*WHAT IS REQUIRED*:
Check each line of the data below for the word "diện", then extract the ones that have it.

*SUPPLIED RECORDS*:
※ ※ ※

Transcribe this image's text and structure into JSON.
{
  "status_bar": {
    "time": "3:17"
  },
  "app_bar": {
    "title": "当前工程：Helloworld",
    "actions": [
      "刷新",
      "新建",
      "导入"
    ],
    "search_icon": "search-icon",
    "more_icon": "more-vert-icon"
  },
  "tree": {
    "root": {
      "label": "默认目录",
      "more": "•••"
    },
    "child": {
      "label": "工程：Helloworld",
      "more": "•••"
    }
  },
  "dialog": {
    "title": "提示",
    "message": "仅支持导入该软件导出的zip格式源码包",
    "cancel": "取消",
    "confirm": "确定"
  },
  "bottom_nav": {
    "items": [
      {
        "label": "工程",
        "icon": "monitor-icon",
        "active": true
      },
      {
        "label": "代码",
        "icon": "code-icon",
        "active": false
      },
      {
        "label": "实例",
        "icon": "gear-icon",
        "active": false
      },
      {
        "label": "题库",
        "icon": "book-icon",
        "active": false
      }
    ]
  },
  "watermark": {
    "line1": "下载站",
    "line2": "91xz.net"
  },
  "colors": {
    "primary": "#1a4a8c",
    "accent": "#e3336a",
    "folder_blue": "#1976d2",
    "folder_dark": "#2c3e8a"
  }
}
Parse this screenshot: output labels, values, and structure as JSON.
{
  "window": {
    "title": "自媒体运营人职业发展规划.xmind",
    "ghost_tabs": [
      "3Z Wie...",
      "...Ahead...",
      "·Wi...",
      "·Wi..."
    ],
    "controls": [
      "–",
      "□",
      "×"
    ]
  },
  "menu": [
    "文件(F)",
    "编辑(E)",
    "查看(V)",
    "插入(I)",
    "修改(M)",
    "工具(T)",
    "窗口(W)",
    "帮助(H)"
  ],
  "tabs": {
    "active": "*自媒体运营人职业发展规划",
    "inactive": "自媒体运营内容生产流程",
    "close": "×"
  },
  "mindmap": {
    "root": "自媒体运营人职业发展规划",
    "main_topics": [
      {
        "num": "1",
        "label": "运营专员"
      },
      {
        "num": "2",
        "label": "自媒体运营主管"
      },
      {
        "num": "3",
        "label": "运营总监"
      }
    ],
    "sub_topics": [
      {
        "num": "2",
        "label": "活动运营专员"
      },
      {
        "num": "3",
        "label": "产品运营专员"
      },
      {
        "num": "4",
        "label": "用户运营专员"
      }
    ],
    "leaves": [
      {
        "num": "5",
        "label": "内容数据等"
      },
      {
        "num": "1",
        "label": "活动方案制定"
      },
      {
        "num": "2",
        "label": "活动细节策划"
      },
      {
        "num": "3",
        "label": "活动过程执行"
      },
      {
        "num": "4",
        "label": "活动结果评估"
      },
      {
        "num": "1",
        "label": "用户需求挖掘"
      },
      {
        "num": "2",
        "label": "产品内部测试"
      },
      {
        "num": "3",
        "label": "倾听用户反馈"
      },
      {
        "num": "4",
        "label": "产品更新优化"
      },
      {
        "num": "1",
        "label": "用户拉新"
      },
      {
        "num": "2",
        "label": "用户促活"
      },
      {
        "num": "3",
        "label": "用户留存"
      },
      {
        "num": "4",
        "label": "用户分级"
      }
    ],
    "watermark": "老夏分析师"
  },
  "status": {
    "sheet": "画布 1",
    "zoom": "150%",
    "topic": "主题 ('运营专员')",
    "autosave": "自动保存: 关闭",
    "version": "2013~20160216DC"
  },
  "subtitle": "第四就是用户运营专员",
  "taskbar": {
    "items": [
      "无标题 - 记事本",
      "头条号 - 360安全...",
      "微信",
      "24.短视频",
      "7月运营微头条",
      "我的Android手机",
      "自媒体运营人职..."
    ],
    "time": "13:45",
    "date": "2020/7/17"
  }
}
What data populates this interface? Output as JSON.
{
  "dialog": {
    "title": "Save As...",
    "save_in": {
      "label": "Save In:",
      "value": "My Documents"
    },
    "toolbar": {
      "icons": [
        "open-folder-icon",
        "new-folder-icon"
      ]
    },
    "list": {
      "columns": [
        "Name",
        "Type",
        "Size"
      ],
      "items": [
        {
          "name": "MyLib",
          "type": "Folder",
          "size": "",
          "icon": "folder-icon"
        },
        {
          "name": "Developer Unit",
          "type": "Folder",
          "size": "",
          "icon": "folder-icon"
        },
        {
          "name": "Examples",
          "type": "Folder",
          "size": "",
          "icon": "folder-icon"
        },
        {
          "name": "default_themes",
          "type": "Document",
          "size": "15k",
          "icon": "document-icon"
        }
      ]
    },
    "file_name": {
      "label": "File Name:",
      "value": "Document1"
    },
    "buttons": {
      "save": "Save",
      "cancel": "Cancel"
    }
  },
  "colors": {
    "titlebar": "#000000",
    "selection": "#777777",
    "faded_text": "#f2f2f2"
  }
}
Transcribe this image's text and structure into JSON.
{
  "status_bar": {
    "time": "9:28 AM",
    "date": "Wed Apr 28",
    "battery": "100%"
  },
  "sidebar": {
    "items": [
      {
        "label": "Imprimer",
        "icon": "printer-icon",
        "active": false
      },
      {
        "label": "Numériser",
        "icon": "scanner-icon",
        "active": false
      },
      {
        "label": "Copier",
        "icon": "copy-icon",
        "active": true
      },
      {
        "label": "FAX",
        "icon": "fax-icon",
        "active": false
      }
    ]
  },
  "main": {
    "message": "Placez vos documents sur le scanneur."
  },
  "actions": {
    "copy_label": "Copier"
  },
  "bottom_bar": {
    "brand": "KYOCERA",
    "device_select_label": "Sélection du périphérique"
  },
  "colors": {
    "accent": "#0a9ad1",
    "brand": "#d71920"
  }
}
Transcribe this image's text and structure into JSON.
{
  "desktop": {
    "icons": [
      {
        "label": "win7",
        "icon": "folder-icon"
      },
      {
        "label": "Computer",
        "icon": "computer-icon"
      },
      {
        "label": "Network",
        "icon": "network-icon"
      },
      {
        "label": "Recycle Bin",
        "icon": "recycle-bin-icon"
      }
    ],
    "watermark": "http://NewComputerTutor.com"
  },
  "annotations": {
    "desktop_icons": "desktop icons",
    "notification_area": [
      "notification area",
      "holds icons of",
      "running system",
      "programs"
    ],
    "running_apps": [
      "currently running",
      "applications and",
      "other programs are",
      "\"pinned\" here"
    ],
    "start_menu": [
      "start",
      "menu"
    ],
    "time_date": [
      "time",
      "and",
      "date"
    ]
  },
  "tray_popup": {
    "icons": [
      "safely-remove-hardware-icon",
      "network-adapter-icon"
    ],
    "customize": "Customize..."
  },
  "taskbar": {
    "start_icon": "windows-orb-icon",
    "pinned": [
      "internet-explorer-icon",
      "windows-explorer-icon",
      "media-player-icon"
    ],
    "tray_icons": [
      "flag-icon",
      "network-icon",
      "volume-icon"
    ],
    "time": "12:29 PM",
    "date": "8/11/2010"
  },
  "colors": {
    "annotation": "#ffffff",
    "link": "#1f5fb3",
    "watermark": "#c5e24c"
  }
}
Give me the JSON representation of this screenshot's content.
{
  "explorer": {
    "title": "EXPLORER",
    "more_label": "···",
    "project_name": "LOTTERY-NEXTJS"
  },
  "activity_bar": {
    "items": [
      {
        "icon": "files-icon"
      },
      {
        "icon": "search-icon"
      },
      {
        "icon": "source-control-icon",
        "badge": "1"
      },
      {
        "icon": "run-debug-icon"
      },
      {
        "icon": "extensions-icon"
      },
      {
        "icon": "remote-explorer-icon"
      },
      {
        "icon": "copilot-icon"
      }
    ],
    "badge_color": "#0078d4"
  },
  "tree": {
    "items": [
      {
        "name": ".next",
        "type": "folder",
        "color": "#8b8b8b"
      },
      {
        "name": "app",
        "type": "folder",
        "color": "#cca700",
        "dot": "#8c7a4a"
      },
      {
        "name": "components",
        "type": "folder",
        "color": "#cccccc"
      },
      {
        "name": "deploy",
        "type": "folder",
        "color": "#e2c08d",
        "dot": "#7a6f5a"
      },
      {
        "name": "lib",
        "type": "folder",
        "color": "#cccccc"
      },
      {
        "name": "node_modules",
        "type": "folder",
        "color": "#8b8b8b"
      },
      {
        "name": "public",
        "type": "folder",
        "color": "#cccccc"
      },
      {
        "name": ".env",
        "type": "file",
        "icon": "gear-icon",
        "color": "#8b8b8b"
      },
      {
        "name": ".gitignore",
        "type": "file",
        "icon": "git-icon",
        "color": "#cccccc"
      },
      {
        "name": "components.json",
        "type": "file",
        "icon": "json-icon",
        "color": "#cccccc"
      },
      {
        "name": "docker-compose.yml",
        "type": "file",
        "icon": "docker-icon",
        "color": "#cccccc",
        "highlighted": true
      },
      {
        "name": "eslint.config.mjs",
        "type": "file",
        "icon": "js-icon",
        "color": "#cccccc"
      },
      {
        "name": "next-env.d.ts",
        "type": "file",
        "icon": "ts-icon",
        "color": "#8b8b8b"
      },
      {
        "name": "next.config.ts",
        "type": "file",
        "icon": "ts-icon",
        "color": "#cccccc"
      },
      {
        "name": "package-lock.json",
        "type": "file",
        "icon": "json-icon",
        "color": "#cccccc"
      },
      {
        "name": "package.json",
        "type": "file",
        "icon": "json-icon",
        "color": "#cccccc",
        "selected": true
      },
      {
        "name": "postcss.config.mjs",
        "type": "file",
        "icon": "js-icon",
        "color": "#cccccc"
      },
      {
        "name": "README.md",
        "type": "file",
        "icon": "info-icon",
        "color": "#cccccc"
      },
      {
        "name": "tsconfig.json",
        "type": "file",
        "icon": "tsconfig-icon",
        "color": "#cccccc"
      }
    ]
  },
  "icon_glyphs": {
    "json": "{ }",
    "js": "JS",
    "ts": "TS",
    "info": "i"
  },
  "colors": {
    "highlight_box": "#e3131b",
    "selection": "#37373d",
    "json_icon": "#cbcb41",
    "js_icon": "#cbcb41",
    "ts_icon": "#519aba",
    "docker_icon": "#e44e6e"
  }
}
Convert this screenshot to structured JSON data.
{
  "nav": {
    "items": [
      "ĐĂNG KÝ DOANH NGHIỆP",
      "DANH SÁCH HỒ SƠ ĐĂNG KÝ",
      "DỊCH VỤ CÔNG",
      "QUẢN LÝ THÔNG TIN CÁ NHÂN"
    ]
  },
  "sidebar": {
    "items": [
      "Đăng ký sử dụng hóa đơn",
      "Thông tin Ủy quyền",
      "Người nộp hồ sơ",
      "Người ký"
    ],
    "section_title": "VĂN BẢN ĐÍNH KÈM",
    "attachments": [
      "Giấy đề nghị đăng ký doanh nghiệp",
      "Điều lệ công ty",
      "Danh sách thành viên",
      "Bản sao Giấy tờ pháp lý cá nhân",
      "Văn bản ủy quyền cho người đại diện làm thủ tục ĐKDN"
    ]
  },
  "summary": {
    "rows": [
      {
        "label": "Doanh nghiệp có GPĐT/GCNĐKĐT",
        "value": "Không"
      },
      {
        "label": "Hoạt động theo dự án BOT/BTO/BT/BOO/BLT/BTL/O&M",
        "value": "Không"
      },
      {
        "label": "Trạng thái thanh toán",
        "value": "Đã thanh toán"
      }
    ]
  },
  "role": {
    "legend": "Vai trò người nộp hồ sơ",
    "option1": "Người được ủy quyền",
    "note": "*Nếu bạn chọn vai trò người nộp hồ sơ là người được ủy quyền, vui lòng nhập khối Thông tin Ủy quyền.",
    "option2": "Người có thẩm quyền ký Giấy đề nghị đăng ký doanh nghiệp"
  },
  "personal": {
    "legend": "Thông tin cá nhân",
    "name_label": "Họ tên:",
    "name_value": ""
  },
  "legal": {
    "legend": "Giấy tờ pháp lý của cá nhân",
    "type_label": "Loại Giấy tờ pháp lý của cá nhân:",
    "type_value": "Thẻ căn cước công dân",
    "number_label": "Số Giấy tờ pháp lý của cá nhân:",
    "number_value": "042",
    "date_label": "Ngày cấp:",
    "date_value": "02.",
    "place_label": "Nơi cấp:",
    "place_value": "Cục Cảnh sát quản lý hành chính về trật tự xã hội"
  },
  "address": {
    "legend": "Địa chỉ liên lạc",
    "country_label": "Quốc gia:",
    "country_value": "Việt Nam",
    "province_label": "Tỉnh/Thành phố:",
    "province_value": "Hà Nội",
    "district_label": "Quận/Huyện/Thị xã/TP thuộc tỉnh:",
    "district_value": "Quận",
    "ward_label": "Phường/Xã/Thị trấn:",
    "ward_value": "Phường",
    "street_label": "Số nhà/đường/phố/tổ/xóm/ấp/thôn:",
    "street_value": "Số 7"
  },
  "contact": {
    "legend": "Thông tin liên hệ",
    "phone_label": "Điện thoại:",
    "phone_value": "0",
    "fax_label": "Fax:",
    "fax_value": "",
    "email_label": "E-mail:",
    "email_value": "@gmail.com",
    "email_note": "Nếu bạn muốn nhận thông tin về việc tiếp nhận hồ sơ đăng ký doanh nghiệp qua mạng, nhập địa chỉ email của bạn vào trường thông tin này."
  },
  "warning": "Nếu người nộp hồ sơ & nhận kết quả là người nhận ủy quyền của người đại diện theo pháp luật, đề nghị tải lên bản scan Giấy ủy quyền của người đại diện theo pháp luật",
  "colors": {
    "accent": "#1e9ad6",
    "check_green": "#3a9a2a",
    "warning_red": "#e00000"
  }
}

※ ※ ※

*ANSWER TO THIS EXERCISE*:
      "Văn bản ủy quyền cho người đại diện làm thủ tục ĐKDN"
  "warning": "Nếu người nộp hồ sơ & nhận kết quả là người nhận ủy quyền của người đại diện theo pháp luật, đề nghị tải lên bản scan Giấy ủy quyền của người đại diện theo pháp luật",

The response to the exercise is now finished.